• Given task: Pictures do not belong in the copy; restate the records below word for word.

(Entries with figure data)
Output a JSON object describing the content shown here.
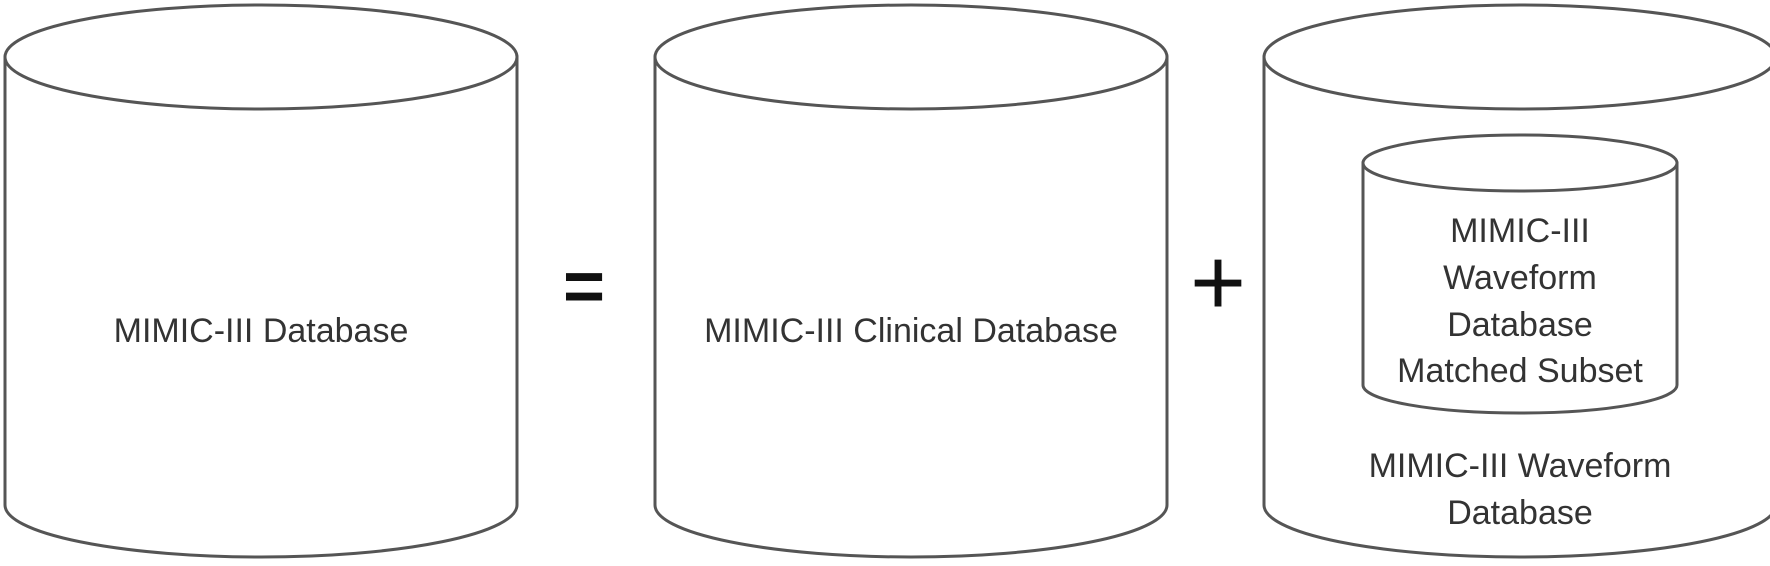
{
  "diagram": {
    "operator_equals": "=",
    "operator_plus": "+",
    "mimic_database": {
      "label": "MIMIC-III Database"
    },
    "clinical_database": {
      "label": "MIMIC-III Clinical Database"
    },
    "waveform_database": {
      "label_lines": [
        "MIMIC-III Waveform",
        "Database"
      ]
    },
    "matched_subset": {
      "label_lines": [
        "MIMIC-III",
        "Waveform",
        "Database",
        "Matched Subset"
      ]
    }
  }
}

• Worked answer:
Output a JSON object describing the content shown here.
{
  "diagram": {
    "operator_equals": "=",
    "operator_plus": "+",
    "mimic_database": {
      "label": "MIMIC-III Database"
    },
    "clinical_database": {
      "label": "MIMIC-III Clinical Database"
    },
    "waveform_database": {
      "label_lines": [
        "MIMIC-III Waveform",
        "Database"
      ]
    },
    "matched_subset": {
      "label_lines": [
        "MIMIC-III",
        "Waveform",
        "Database",
        "Matched Subset"
      ]
    }
  }
}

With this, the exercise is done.